### What you will do
Will you print the material below without altering a single character?

[Stored entries]

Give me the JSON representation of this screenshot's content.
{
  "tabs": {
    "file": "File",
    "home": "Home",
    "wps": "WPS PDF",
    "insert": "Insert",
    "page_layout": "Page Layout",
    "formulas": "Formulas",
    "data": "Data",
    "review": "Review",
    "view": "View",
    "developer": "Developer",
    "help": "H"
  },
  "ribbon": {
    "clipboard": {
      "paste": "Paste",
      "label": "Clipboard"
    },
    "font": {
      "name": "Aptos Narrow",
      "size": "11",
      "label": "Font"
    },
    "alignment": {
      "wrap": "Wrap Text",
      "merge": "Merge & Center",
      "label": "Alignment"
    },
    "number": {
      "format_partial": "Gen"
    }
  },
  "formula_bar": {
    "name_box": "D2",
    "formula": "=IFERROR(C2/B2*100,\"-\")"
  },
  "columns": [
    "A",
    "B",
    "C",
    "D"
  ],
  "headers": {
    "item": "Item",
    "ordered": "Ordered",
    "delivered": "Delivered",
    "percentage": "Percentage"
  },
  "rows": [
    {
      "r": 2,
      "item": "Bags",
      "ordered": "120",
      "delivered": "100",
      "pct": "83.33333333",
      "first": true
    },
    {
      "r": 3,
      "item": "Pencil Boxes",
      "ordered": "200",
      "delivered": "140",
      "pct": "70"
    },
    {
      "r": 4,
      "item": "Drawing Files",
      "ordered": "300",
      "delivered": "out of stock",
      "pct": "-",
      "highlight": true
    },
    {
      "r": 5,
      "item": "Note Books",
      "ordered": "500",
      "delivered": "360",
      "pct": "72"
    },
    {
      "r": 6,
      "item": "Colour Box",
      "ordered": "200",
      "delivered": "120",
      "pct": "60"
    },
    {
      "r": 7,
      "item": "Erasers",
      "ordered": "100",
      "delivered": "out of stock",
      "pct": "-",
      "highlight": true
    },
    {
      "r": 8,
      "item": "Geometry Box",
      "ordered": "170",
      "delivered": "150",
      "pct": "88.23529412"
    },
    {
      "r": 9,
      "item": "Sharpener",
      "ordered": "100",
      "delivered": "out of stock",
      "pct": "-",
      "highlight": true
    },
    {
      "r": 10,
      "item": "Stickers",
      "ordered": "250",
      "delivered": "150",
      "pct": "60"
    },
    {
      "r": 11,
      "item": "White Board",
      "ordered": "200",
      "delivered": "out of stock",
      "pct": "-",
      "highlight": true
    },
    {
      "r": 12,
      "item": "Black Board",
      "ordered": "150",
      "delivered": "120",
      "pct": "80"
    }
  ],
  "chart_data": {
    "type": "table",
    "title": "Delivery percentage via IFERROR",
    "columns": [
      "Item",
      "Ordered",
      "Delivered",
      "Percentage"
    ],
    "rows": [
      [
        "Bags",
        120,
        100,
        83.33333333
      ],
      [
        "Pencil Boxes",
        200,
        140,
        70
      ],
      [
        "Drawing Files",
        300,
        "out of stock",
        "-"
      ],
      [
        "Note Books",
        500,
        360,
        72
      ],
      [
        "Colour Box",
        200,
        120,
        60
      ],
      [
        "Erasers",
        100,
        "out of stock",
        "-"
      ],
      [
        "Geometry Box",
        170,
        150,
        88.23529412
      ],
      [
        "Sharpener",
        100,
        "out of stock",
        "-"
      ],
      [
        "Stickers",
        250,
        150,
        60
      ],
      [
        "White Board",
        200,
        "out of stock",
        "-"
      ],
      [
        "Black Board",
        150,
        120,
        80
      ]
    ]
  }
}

### Worked solution
Give me the JSON representation of this screenshot's content.
{
  "tabs": {
    "file": "File",
    "home": "Home",
    "wps": "WPS PDF",
    "insert": "Insert",
    "page_layout": "Page Layout",
    "formulas": "Formulas",
    "data": "Data",
    "review": "Review",
    "view": "View",
    "developer": "Developer",
    "help": "H"
  },
  "ribbon": {
    "clipboard": {
      "paste": "Paste",
      "label": "Clipboard"
    },
    "font": {
      "name": "Aptos Narrow",
      "size": "11",
      "label": "Font"
    },
    "alignment": {
      "wrap": "Wrap Text",
      "merge": "Merge & Center",
      "label": "Alignment"
    },
    "number": {
      "format_partial": "Gen"
    }
  },
  "formula_bar": {
    "name_box": "D2",
    "formula": "=IFERROR(C2/B2*100,\"-\")"
  },
  "columns": [
    "A",
    "B",
    "C",
    "D"
  ],
  "headers": {
    "item": "Item",
    "ordered": "Ordered",
    "delivered": "Delivered",
    "percentage": "Percentage"
  },
  "rows": [
    {
      "r": 2,
      "item": "Bags",
      "ordered": "120",
      "delivered": "100",
      "pct": "83.33333333",
      "first": true
    },
    {
      "r": 3,
      "item": "Pencil Boxes",
      "ordered": "200",
      "delivered": "140",
      "pct": "70"
    },
    {
      "r": 4,
      "item": "Drawing Files",
      "ordered": "300",
      "delivered": "out of stock",
      "pct": "-",
      "highlight": true
    },
    {
      "r": 5,
      "item": "Note Books",
      "ordered": "500",
      "delivered": "360",
      "pct": "72"
    },
    {
      "r": 6,
      "item": "Colour Box",
      "ordered": "200",
      "delivered": "120",
      "pct": "60"
    },
    {
      "r": 7,
      "item": "Erasers",
      "ordered": "100",
      "delivered": "out of stock",
      "pct": "-",
      "highlight": true
    },
    {
      "r": 8,
      "item": "Geometry Box",
      "ordered": "170",
      "delivered": "150",
      "pct": "88.23529412"
    },
    {
      "r": 9,
      "item": "Sharpener",
      "ordered": "100",
      "delivered": "out of stock",
      "pct": "-",
      "highlight": true
    },
    {
      "r": 10,
      "item": "Stickers",
      "ordered": "250",
      "delivered": "150",
      "pct": "60"
    },
    {
      "r": 11,
      "item": "White Board",
      "ordered": "200",
      "delivered": "out of stock",
      "pct": "-",
      "highlight": true
    },
    {
      "r": 12,
      "item": "Black Board",
      "ordered": "150",
      "delivered": "120",
      "pct": "80"
    }
  ],
  "chart_data": {
    "type": "table",
    "title": "Delivery percentage via IFERROR",
    "columns": [
      "Item",
      "Ordered",
      "Delivered",
      "Percentage"
    ],
    "rows": [
      [
        "Bags",
        120,
        100,
        83.33333333
      ],
      [
        "Pencil Boxes",
        200,
        140,
        70
      ],
      [
        "Drawing Files",
        300,
        "out of stock",
        "-"
      ],
      [
        "Note Books",
        500,
        360,
        72
      ],
      [
        "Colour Box",
        200,
        120,
        60
      ],
      [
        "Erasers",
        100,
        "out of stock",
        "-"
      ],
      [
        "Geometry Box",
        170,
        150,
        88.23529412
      ],
      [
        "Sharpener",
        100,
        "out of stock",
        "-"
      ],
      [
        "Stickers",
        250,
        150,
        60
      ],
      [
        "White Board",
        200,
        "out of stock",
        "-"
      ],
      [
        "Black Board",
        150,
        120,
        80
      ]
    ]
  }
}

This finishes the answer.